PROBLEM: Find every line in the records below that holds the word "妈妈怀里的歌" and copy it.

DATA ENTRIES:
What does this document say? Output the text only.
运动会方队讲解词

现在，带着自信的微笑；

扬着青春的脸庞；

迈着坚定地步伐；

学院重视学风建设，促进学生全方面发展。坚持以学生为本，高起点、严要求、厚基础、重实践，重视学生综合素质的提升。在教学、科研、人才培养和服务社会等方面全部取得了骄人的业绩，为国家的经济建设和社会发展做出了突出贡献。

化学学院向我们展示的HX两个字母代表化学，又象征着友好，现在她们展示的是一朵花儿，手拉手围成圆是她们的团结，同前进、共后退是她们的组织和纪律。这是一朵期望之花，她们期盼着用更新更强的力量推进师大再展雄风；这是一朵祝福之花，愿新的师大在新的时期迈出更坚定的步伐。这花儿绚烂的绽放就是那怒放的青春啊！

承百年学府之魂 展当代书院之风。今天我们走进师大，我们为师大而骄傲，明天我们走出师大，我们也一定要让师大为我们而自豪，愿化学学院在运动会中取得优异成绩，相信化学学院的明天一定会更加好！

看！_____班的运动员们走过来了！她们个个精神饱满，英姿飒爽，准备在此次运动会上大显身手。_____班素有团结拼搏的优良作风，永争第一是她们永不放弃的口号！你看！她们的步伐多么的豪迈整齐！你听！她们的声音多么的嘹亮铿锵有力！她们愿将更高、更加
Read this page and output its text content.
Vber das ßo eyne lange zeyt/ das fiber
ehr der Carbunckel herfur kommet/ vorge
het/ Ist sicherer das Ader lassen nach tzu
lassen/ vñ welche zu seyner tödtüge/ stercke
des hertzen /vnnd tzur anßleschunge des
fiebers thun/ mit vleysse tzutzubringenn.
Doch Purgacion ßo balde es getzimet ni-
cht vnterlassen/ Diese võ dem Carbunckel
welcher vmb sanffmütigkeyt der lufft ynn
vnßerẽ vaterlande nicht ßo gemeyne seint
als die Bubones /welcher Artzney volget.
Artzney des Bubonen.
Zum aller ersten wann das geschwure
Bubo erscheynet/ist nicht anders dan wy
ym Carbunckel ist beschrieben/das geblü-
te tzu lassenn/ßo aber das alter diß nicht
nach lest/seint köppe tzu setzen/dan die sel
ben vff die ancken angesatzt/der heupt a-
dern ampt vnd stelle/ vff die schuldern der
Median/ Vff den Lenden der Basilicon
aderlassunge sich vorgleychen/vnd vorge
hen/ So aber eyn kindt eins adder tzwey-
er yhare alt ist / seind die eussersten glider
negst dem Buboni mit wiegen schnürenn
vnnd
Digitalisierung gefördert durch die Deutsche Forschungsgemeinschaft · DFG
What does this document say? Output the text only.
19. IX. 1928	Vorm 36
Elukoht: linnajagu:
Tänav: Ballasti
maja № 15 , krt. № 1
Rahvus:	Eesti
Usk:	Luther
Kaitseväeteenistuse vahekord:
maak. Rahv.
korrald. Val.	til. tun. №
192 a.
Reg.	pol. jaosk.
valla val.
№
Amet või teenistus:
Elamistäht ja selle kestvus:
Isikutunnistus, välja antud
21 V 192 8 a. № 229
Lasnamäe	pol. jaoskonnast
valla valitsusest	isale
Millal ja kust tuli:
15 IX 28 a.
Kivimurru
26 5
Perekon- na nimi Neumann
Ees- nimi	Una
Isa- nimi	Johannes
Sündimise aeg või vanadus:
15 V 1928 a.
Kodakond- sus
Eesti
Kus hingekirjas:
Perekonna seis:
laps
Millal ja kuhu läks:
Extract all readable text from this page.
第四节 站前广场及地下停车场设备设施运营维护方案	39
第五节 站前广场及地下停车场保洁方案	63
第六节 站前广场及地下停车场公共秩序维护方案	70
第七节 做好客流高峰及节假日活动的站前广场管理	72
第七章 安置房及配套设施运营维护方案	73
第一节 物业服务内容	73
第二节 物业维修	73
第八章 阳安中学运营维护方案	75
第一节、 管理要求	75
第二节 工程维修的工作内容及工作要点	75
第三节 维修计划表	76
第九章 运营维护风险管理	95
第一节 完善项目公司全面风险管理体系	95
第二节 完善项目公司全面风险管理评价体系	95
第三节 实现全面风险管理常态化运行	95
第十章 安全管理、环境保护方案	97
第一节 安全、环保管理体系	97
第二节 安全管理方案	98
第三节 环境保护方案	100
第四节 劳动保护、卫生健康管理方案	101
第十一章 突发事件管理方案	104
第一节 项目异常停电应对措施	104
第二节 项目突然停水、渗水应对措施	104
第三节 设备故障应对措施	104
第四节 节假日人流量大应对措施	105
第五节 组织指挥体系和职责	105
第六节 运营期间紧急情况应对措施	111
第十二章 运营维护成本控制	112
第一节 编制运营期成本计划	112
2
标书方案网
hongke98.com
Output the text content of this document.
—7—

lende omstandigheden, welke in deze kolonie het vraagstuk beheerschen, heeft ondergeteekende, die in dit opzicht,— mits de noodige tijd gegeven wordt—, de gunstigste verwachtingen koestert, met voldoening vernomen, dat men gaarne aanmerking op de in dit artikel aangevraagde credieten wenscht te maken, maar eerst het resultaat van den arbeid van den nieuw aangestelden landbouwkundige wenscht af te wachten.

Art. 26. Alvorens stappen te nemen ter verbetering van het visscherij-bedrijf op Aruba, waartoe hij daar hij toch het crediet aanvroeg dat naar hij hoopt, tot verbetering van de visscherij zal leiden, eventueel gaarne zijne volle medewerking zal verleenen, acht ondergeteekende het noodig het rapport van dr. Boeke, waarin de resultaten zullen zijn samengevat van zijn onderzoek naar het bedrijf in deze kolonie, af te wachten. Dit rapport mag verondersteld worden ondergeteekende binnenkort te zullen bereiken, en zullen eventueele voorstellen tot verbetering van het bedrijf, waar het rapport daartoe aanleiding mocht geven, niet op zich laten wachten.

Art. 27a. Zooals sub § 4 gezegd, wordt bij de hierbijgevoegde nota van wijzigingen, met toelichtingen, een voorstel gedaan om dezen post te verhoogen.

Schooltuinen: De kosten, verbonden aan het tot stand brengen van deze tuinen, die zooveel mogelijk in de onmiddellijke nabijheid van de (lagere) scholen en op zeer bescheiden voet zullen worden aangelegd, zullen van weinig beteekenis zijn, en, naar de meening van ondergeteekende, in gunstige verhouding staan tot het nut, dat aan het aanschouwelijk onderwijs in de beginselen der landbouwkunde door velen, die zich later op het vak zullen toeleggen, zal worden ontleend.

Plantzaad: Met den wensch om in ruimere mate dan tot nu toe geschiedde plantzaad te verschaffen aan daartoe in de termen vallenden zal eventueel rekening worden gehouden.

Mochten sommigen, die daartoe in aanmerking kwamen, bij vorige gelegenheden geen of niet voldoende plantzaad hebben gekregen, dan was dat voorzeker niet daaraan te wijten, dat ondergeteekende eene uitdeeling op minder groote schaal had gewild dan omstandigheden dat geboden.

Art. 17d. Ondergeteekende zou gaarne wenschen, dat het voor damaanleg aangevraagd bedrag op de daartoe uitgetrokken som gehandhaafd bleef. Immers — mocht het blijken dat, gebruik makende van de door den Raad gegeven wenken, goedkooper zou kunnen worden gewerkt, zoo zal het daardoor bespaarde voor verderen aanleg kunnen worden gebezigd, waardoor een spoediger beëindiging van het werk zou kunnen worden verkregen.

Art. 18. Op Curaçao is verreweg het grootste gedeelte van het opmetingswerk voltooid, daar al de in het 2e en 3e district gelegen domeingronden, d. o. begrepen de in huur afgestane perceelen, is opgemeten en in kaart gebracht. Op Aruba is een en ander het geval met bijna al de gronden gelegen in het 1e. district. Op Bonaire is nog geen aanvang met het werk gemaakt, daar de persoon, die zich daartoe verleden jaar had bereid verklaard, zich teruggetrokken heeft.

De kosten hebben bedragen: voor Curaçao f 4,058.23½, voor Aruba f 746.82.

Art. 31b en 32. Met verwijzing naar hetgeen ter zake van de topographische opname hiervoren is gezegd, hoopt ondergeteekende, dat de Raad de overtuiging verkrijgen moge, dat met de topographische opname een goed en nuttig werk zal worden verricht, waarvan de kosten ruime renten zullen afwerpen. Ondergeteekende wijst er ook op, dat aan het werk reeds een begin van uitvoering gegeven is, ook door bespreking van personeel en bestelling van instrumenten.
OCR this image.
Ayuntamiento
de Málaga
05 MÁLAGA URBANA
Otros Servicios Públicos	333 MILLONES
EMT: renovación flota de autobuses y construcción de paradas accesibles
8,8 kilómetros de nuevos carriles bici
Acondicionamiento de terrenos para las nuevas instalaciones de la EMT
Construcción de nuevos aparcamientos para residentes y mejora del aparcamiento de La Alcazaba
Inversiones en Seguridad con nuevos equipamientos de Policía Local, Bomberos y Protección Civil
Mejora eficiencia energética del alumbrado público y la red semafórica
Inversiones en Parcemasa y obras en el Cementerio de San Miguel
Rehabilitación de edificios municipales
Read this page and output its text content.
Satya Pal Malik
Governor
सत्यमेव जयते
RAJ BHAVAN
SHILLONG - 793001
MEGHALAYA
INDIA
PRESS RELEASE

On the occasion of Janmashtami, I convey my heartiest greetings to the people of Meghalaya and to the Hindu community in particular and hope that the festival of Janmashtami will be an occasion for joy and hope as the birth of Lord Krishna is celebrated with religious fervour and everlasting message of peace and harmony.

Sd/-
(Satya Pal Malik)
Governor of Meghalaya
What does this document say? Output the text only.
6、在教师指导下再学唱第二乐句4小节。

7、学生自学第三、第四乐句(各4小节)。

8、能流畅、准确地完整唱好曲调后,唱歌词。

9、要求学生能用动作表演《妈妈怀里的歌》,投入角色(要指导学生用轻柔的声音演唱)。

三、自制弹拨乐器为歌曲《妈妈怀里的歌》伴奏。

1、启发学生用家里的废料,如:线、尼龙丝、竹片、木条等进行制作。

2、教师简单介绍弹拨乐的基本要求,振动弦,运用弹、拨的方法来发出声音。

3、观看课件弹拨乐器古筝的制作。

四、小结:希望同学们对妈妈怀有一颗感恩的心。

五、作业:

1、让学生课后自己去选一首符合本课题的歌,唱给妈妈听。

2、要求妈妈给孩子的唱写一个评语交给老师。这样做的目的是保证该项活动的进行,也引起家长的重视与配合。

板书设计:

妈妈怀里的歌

TASK RESULT:
9、要求学生能用动作表演《妈妈怀里的歌》,投入角色(要指导学生用轻柔的声音演唱)。
三、自制弹拨乐器为歌曲《妈妈怀里的歌》伴奏。
妈妈怀里的歌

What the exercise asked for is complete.